Each line below should be quoted exactly, please.

__________

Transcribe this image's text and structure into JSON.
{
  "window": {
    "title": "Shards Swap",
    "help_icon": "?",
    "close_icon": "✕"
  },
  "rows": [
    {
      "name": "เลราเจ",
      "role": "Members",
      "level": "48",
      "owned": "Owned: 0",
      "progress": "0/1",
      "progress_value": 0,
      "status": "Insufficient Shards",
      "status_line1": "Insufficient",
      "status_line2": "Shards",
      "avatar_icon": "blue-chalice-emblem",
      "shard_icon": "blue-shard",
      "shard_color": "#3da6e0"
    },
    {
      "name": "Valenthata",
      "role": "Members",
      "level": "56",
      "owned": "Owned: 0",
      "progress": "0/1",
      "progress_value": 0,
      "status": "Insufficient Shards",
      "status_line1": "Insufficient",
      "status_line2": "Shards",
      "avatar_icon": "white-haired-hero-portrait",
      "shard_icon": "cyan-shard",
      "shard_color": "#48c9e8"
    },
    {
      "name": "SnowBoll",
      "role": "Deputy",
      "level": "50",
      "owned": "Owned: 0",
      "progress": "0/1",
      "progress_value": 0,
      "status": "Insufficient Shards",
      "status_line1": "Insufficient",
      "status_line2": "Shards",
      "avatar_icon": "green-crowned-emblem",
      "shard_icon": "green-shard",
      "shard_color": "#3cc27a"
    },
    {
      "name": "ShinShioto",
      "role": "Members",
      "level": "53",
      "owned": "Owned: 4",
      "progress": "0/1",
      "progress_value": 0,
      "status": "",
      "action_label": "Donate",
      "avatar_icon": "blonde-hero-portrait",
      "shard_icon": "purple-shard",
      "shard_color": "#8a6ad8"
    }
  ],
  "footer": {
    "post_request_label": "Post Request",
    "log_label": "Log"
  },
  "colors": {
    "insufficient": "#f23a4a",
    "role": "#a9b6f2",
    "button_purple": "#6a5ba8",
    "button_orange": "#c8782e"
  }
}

__________

**SOLUTION FOR THIS EXERCISE**.
Transcribe this image's text and structure into JSON.
{
  "window": {
    "title": "Shards Swap",
    "help_icon": "?",
    "close_icon": "✕"
  },
  "rows": [
    {
      "name": "เลราเจ",
      "role": "Members",
      "level": "48",
      "owned": "Owned: 0",
      "progress": "0/1",
      "progress_value": 0,
      "status": "Insufficient Shards",
      "status_line1": "Insufficient",
      "status_line2": "Shards",
      "avatar_icon": "blue-chalice-emblem",
      "shard_icon": "blue-shard",
      "shard_color": "#3da6e0"
    },
    {
      "name": "Valenthata",
      "role": "Members",
      "level": "56",
      "owned": "Owned: 0",
      "progress": "0/1",
      "progress_value": 0,
      "status": "Insufficient Shards",
      "status_line1": "Insufficient",
      "status_line2": "Shards",
      "avatar_icon": "white-haired-hero-portrait",
      "shard_icon": "cyan-shard",
      "shard_color": "#48c9e8"
    },
    {
      "name": "SnowBoll",
      "role": "Deputy",
      "level": "50",
      "owned": "Owned: 0",
      "progress": "0/1",
      "progress_value": 0,
      "status": "Insufficient Shards",
      "status_line1": "Insufficient",
      "status_line2": "Shards",
      "avatar_icon": "green-crowned-emblem",
      "shard_icon": "green-shard",
      "shard_color": "#3cc27a"
    },
    {
      "name": "ShinShioto",
      "role": "Members",
      "level": "53",
      "owned": "Owned: 4",
      "progress": "0/1",
      "progress_value": 0,
      "status": "",
      "action_label": "Donate",
      "avatar_icon": "blonde-hero-portrait",
      "shard_icon": "purple-shard",
      "shard_color": "#8a6ad8"
    }
  ],
  "footer": {
    "post_request_label": "Post Request",
    "log_label": "Log"
  },
  "colors": {
    "insufficient": "#f23a4a",
    "role": "#a9b6f2",
    "button_purple": "#6a5ba8",
    "button_orange": "#c8782e"
  }
}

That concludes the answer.